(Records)
__________________________________________________

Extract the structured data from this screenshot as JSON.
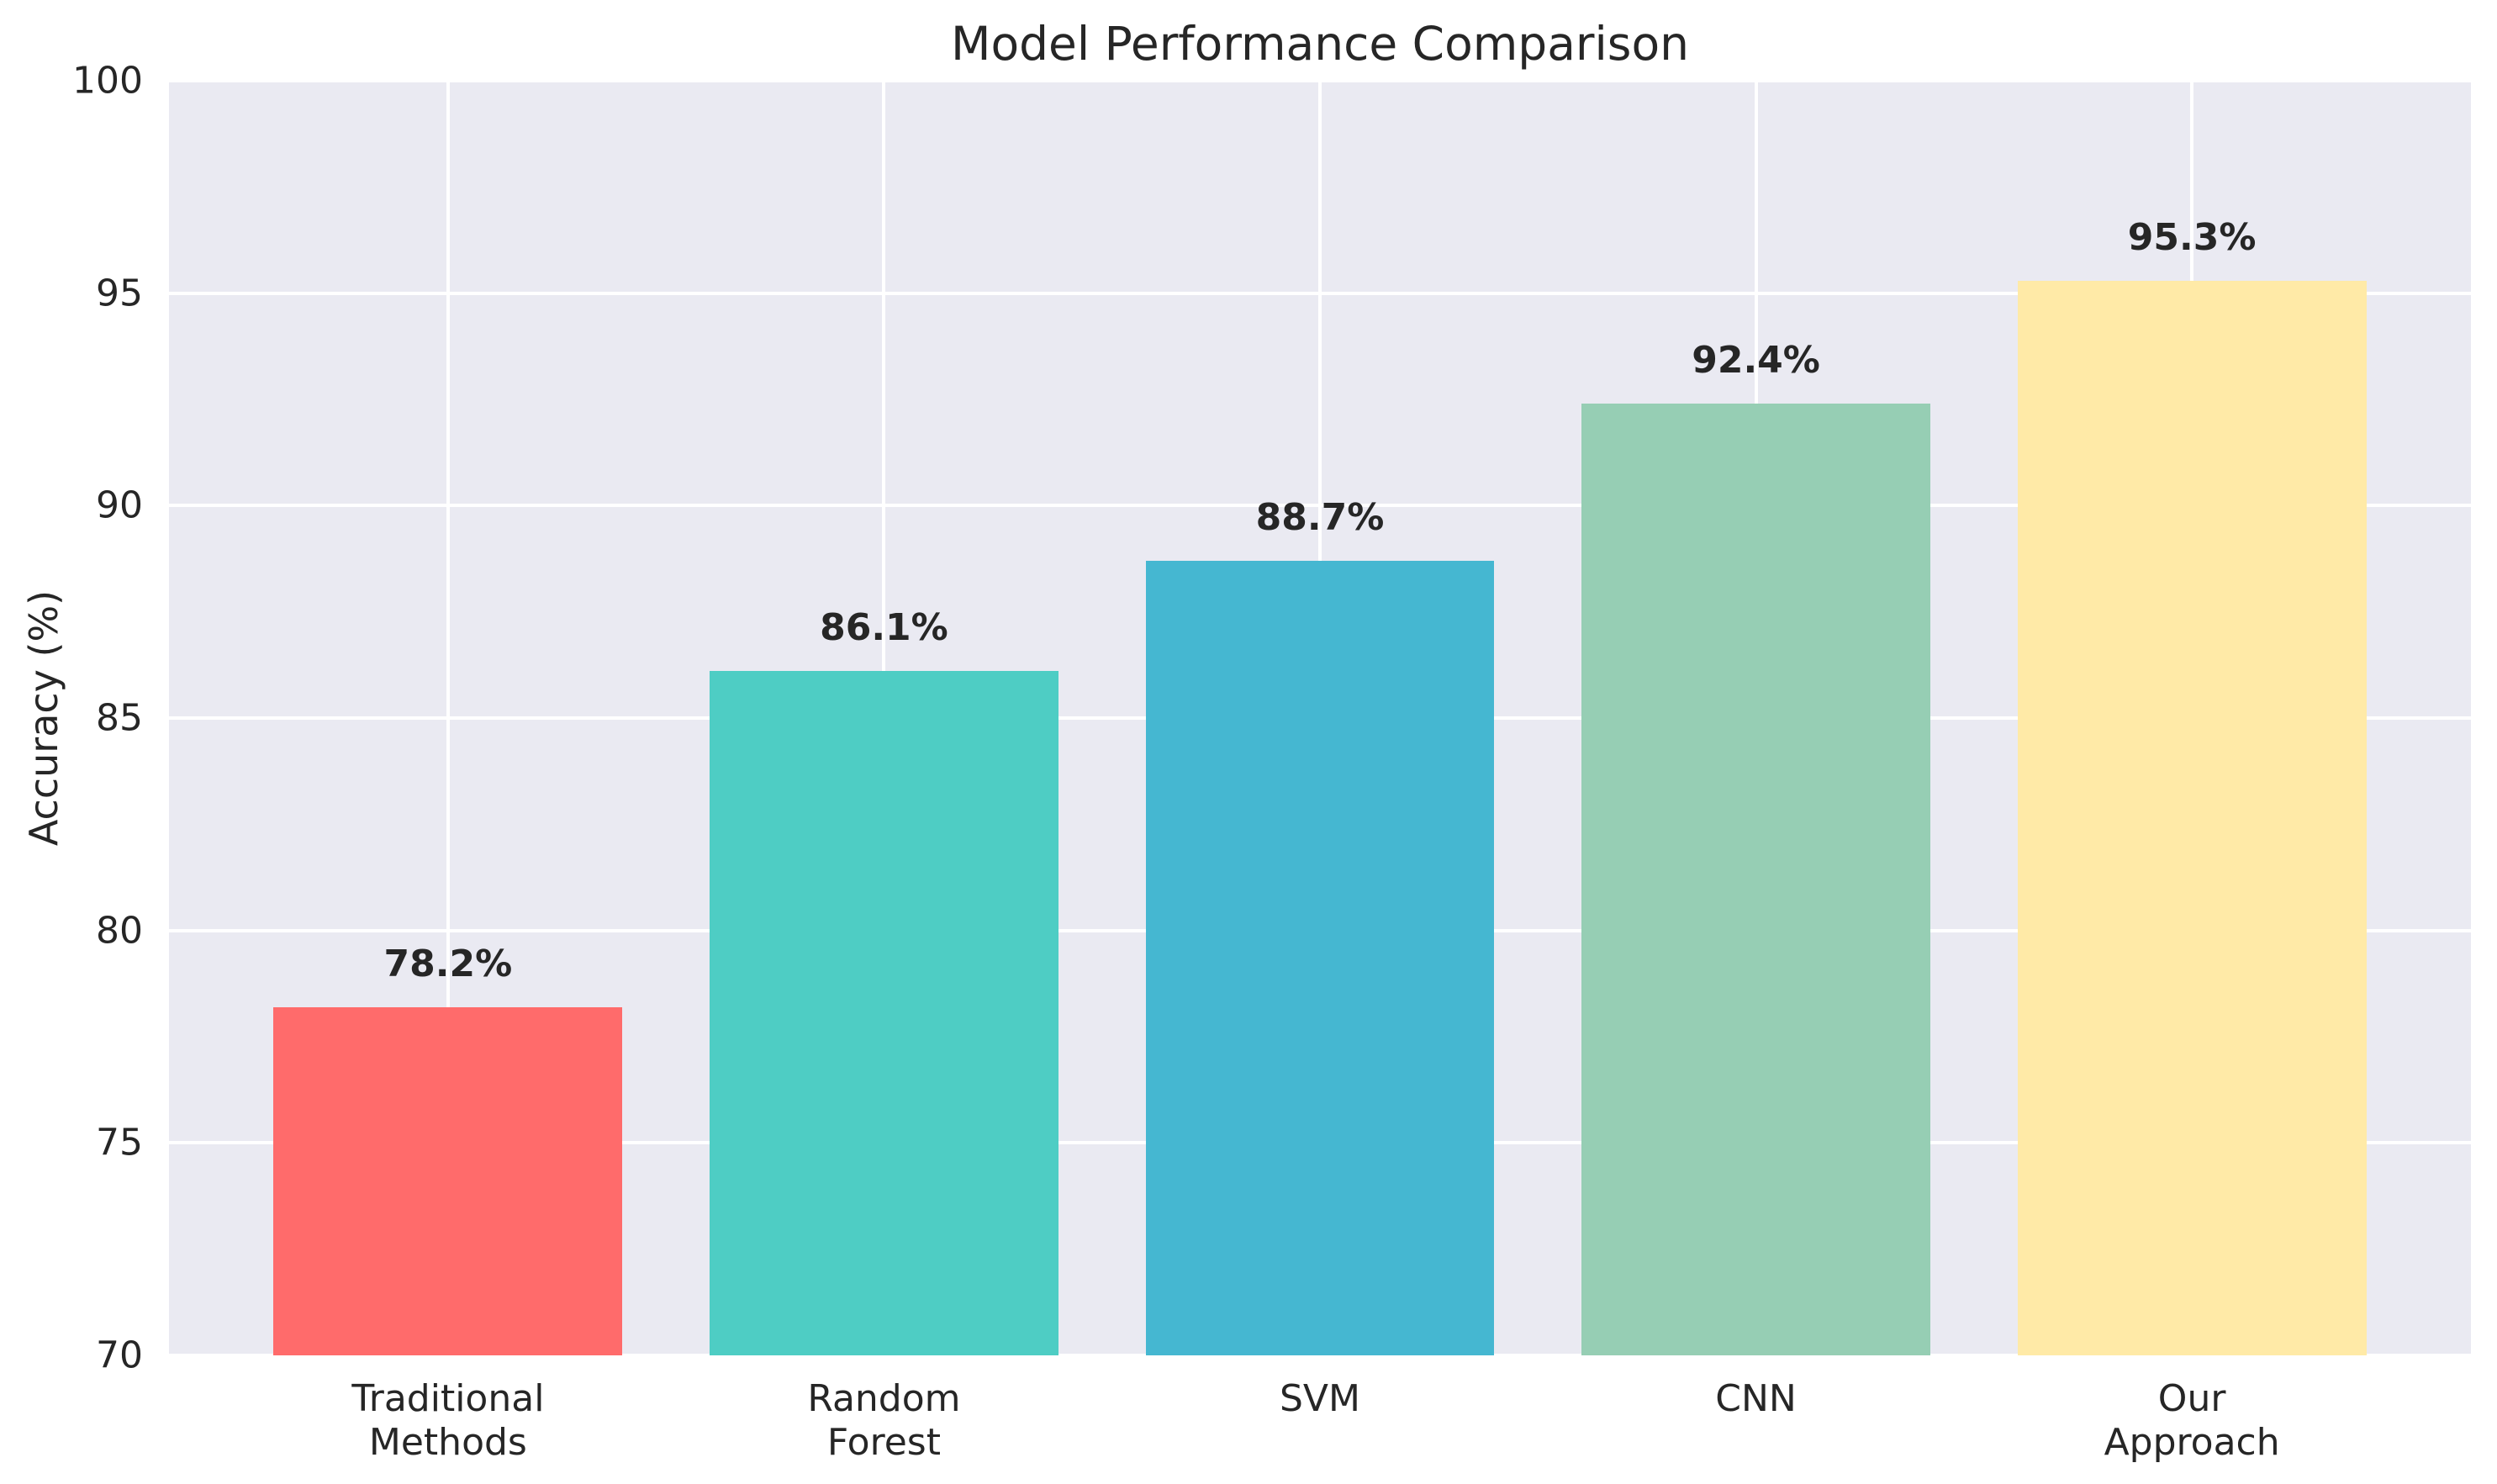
{
  "chart_data": {
    "type": "bar",
    "title": "Model Performance Comparison",
    "xlabel": "",
    "ylabel": "Accuracy (%)",
    "categories": [
      "Traditional Methods",
      "Random Forest",
      "SVM",
      "CNN",
      "Our Approach"
    ],
    "category_lines": [
      [
        "Traditional",
        "Methods"
      ],
      [
        "Random",
        "Forest"
      ],
      [
        "SVM"
      ],
      [
        "CNN"
      ],
      [
        "Our",
        "Approach"
      ]
    ],
    "values": [
      78.2,
      86.1,
      88.7,
      92.4,
      95.3
    ],
    "bar_labels": [
      "78.2%",
      "86.1%",
      "88.7%",
      "92.4%",
      "95.3%"
    ],
    "bar_colors": [
      "#ff6b6b",
      "#4ecdc4",
      "#45b7d1",
      "#96ceb4",
      "#ffeaa7"
    ],
    "ylim": [
      70,
      100
    ],
    "yticks": [
      70,
      75,
      80,
      85,
      90,
      95,
      100
    ],
    "grid": true,
    "legend": "none",
    "style": {
      "figure_background": "#ffffff",
      "plot_background": "#eaeaf2",
      "grid_color": "#ffffff",
      "text_color": "#262626"
    }
  }
}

__________________________________________________

◆ **Do this**
Each line above that includes "ffffff" counts once; state the total and nothing more.

◆ **Task result**
2